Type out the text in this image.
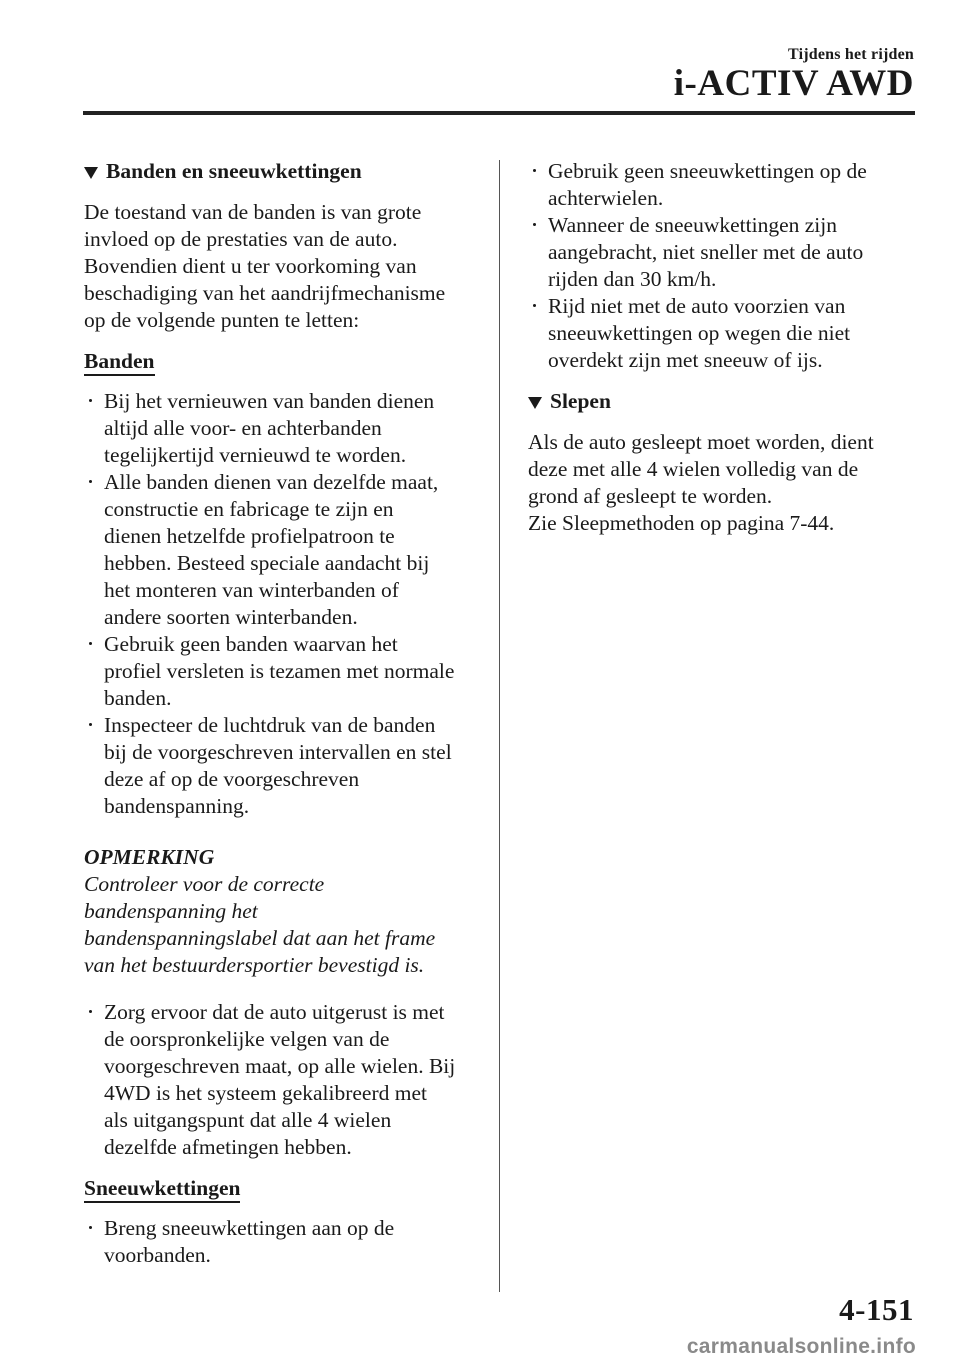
Tijdens het rijden
i-ACTIV AWD
Banden en sneeuwkettingen

De toestand van de banden is van grote

invloed op de prestaties van de auto.

Bovendien dient u ter voorkoming van

beschadiging van het aandrijfmechanisme

op de volgende punten te letten:

Banden

Bij het vernieuwen van banden dienen

altijd alle voor- en achterbanden

tegelijkertijd vernieuwd te worden.

Alle banden dienen van dezelfde maat,

constructie en fabricage te zijn en

dienen hetzelfde profielpatroon te

hebben. Besteed speciale aandacht bij

het monteren van winterbanden of

andere soorten winterbanden.

Gebruik geen banden waarvan het

profiel versleten is tezamen met normale

banden.

Inspecteer de luchtdruk van de banden

bij de voorgeschreven intervallen en stel

deze af op de voorgeschreven

bandenspanning.

OPMERKING

Controleer voor de correcte

bandenspanning het

bandenspanningslabel dat aan het frame

van het bestuurdersportier bevestigd is.

Zorg ervoor dat de auto uitgerust is met

de oorspronkelijke velgen van de

voorgeschreven maat, op alle wielen. Bij

4WD is het systeem gekalibreerd met

als uitgangspunt dat alle 4 wielen

dezelfde afmetingen hebben.

Sneeuwkettingen

Breng sneeuwkettingen aan op de

voorbanden.

Gebruik geen sneeuwkettingen op de

achterwielen.

Wanneer de sneeuwkettingen zijn

aangebracht, niet sneller met de auto

rijden dan 30 km/h.

Rijd niet met de auto voorzien van

sneeuwkettingen op wegen die niet

overdekt zijn met sneeuw of ijs.

Slepen

Als de auto gesleept moet worden, dient

deze met alle 4 wielen volledig van de

grond af gesleept te worden.

Zie Sleepmethoden op pagina 7-44.

4-151
carmanualsonline.info
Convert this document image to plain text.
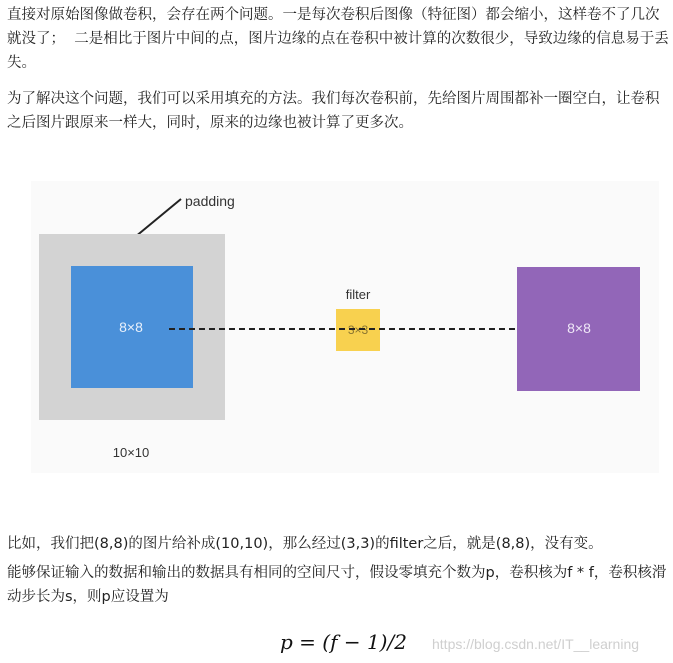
直接对原始图像做卷积，会存在两个问题。一是每次卷积后图像（特征图）都会缩小，这样卷不了几次就没了；  二是相比于图片中间的点，图片边缘的点在卷积中被计算的次数很少，导致边缘的信息易于丢失。

为了解决这个问题，我们可以采用填充的方法。我们每次卷积前，先给图片周围都补一圈空白，让卷积之后图片跟原来一样大，同时，原来的边缘也被计算了更多次。

padding
8×8
10×10
filter
3×3	8×8

比如，我们把(8,8)的图片给补成(10,10)，那么经过(3,3)的filter之后，就是(8,8)，没有变。

能够保证输入的数据和输出的数据具有相同的空间尺寸，假设零填充个数为p，卷积核为f * f，卷积核滑动步长为s，则p应设置为

p = (f − 1)/2 https://blog.csdn.net/IT__learning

Given exercise -> Using the material above, set down every line exactly, but skip the pictures.

Answer to the problem ->
Type out the text in this image.
Tijdens het rijden
i-ACTIV AWD
Banden en sneeuwkettingen

De toestand van de banden is van grote

invloed op de prestaties van de auto.

Bovendien dient u ter voorkoming van

beschadiging van het aandrijfmechanisme

op de volgende punten te letten:

Banden

Bij het vernieuwen van banden dienen

altijd alle voor- en achterbanden

tegelijkertijd vernieuwd te worden.

Alle banden dienen van dezelfde maat,

constructie en fabricage te zijn en

dienen hetzelfde profielpatroon te

hebben. Besteed speciale aandacht bij

het monteren van winterbanden of

andere soorten winterbanden.

Gebruik geen banden waarvan het

profiel versleten is tezamen met normale

banden.

Inspecteer de luchtdruk van de banden

bij de voorgeschreven intervallen en stel

deze af op de voorgeschreven

bandenspanning.

OPMERKING

Controleer voor de correcte

bandenspanning het

bandenspanningslabel dat aan het frame

van het bestuurdersportier bevestigd is.

Zorg ervoor dat de auto uitgerust is met

de oorspronkelijke velgen van de

voorgeschreven maat, op alle wielen. Bij

4WD is het systeem gekalibreerd met

als uitgangspunt dat alle 4 wielen

dezelfde afmetingen hebben.

Sneeuwkettingen

Breng sneeuwkettingen aan op de

voorbanden.

Gebruik geen sneeuwkettingen op de

achterwielen.

Wanneer de sneeuwkettingen zijn

aangebracht, niet sneller met de auto

rijden dan 30 km/h.

Rijd niet met de auto voorzien van

sneeuwkettingen op wegen die niet

overdekt zijn met sneeuw of ijs.

Slepen

Als de auto gesleept moet worden, dient

deze met alle 4 wielen volledig van de

grond af gesleept te worden.

Zie Sleepmethoden op pagina 7-44.

4-151
carmanualsonline.info
Convert this document image to plain text.
直接对原始图像做卷积，会存在两个问题。一是每次卷积后图像（特征图）都会缩小，这样卷不了几次就没了；  二是相比于图片中间的点，图片边缘的点在卷积中被计算的次数很少，导致边缘的信息易于丢失。

为了解决这个问题，我们可以采用填充的方法。我们每次卷积前，先给图片周围都补一圈空白，让卷积之后图片跟原来一样大，同时，原来的边缘也被计算了更多次。

padding
8×8
10×10
filter
3×3	8×8

比如，我们把(8,8)的图片给补成(10,10)，那么经过(3,3)的filter之后，就是(8,8)，没有变。

能够保证输入的数据和输出的数据具有相同的空间尺寸，假设零填充个数为p，卷积核为f * f，卷积核滑动步长为s，则p应设置为

p = (f − 1)/2 https://blog.csdn.net/IT__learning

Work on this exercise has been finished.